Task requirements — Count how many lines contain the word "SHAP". Respond with the number alone.

Materials provided —
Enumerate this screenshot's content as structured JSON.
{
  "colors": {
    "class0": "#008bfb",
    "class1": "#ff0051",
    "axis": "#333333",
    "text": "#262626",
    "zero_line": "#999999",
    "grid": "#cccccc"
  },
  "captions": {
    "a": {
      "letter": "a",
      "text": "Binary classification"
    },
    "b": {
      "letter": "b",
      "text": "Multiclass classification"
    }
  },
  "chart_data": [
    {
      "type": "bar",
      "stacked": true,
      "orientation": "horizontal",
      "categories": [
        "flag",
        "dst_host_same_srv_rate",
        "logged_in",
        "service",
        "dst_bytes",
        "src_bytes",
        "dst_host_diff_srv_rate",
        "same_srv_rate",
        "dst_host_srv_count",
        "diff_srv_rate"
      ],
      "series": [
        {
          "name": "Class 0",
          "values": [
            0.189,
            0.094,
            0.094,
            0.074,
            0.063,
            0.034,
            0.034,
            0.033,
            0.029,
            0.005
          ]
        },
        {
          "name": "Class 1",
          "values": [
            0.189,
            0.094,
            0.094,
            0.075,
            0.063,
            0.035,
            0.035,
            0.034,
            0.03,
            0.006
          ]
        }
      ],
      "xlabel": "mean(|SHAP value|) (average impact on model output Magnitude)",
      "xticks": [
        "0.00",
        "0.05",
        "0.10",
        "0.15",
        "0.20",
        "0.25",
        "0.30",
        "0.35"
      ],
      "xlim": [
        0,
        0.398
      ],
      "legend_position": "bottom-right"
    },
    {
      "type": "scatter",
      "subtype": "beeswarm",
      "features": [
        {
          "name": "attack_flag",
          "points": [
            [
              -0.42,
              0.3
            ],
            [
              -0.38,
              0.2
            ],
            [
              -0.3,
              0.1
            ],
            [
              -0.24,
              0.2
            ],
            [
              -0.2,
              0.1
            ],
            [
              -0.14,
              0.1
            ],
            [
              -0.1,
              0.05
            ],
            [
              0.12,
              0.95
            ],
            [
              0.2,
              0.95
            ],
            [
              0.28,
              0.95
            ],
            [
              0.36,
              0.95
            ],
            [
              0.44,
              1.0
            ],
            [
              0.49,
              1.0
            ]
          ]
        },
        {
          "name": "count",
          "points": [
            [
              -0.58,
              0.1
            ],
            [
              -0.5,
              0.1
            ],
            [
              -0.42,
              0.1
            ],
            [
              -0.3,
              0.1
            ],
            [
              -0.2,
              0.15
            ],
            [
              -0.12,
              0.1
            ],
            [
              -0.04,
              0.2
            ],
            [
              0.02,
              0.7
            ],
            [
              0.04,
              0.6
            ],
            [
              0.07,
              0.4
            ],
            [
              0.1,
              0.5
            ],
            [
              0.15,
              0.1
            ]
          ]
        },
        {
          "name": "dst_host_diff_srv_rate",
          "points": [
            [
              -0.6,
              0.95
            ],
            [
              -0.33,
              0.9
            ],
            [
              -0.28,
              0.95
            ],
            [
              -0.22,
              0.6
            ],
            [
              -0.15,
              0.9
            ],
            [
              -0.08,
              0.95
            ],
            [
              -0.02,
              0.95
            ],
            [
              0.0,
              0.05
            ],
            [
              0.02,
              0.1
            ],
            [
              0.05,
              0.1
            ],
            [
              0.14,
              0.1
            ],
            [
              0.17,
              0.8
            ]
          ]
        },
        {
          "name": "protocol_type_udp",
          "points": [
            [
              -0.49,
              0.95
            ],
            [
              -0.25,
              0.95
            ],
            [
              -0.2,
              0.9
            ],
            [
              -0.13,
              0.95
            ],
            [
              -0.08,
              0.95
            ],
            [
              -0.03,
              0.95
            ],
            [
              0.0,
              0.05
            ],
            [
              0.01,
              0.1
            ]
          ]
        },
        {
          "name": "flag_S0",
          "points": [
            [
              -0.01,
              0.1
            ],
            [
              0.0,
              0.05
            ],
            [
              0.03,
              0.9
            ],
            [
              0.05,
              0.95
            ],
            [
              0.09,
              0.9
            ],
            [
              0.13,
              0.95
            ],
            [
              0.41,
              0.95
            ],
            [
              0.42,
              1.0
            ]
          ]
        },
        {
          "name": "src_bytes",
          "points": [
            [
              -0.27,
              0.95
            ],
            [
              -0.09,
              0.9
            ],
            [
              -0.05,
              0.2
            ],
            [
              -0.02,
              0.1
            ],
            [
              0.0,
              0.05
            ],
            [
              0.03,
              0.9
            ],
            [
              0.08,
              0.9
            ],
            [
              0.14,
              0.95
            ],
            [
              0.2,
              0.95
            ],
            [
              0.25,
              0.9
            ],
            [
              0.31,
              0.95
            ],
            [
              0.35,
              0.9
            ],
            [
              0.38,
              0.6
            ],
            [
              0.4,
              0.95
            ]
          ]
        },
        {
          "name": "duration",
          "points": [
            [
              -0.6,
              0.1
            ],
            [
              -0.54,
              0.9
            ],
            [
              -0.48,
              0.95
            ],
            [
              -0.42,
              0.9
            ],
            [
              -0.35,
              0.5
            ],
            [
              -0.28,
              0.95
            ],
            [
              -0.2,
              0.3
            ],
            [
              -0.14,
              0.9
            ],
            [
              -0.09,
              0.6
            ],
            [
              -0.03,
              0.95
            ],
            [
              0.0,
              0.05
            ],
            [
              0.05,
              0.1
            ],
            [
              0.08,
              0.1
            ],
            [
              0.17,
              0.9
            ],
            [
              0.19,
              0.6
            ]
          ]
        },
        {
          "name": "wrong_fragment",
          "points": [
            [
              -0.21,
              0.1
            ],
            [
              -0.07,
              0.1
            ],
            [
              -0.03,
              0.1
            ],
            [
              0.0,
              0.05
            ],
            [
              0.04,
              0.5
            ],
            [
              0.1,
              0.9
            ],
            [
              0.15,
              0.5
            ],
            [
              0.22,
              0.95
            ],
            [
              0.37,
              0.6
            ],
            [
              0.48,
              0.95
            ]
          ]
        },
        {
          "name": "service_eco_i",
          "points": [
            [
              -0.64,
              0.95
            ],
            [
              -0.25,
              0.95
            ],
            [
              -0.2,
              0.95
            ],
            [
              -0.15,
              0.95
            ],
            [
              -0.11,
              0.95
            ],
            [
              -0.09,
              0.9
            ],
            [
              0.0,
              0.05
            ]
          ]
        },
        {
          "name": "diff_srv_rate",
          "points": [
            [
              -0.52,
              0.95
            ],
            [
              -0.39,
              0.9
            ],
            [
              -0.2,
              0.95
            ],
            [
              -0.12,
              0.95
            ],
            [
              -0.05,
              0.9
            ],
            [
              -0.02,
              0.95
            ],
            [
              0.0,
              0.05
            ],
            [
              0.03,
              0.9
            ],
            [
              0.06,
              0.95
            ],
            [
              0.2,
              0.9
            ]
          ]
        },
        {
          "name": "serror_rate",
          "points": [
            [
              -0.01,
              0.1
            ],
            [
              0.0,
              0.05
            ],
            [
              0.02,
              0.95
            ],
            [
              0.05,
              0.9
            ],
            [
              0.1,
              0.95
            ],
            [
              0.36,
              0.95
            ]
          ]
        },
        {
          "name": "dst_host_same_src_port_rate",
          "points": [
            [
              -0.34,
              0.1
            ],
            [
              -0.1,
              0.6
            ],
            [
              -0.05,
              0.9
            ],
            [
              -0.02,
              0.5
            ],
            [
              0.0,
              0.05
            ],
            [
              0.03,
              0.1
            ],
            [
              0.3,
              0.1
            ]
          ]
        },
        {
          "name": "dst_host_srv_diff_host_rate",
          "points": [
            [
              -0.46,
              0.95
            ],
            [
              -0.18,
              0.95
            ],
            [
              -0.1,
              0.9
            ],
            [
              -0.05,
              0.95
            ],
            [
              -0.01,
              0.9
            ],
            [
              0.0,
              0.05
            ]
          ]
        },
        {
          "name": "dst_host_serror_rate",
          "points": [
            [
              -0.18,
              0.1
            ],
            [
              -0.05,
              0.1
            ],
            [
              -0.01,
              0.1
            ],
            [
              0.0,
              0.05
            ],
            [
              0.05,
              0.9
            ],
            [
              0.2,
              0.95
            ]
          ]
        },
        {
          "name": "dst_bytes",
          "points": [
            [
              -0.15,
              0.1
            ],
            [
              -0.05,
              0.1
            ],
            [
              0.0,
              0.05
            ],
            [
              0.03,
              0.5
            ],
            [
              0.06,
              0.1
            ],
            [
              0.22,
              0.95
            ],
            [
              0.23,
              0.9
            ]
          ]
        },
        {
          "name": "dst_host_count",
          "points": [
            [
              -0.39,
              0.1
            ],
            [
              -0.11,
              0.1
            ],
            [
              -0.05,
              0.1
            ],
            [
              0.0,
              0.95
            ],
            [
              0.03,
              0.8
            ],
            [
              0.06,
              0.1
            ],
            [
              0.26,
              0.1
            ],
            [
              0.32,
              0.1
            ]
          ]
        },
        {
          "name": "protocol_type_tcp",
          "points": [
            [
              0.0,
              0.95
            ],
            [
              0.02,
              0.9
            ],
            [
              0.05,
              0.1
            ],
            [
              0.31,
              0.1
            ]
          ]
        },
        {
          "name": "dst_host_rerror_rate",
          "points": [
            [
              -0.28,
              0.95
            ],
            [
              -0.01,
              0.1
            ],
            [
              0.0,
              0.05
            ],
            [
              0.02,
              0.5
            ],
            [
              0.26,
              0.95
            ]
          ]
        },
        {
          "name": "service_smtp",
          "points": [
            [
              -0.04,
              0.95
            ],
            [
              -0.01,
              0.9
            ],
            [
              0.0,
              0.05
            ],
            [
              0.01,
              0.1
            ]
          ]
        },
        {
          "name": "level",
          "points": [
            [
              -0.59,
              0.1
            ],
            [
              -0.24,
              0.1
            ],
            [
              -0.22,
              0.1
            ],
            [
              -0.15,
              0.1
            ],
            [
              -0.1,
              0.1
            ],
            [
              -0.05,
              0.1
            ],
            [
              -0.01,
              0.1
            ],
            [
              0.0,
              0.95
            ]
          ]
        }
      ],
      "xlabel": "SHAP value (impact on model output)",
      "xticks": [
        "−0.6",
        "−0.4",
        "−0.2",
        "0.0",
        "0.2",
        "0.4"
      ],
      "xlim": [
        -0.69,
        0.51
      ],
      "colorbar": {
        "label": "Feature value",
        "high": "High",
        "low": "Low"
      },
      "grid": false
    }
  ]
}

The answer — 2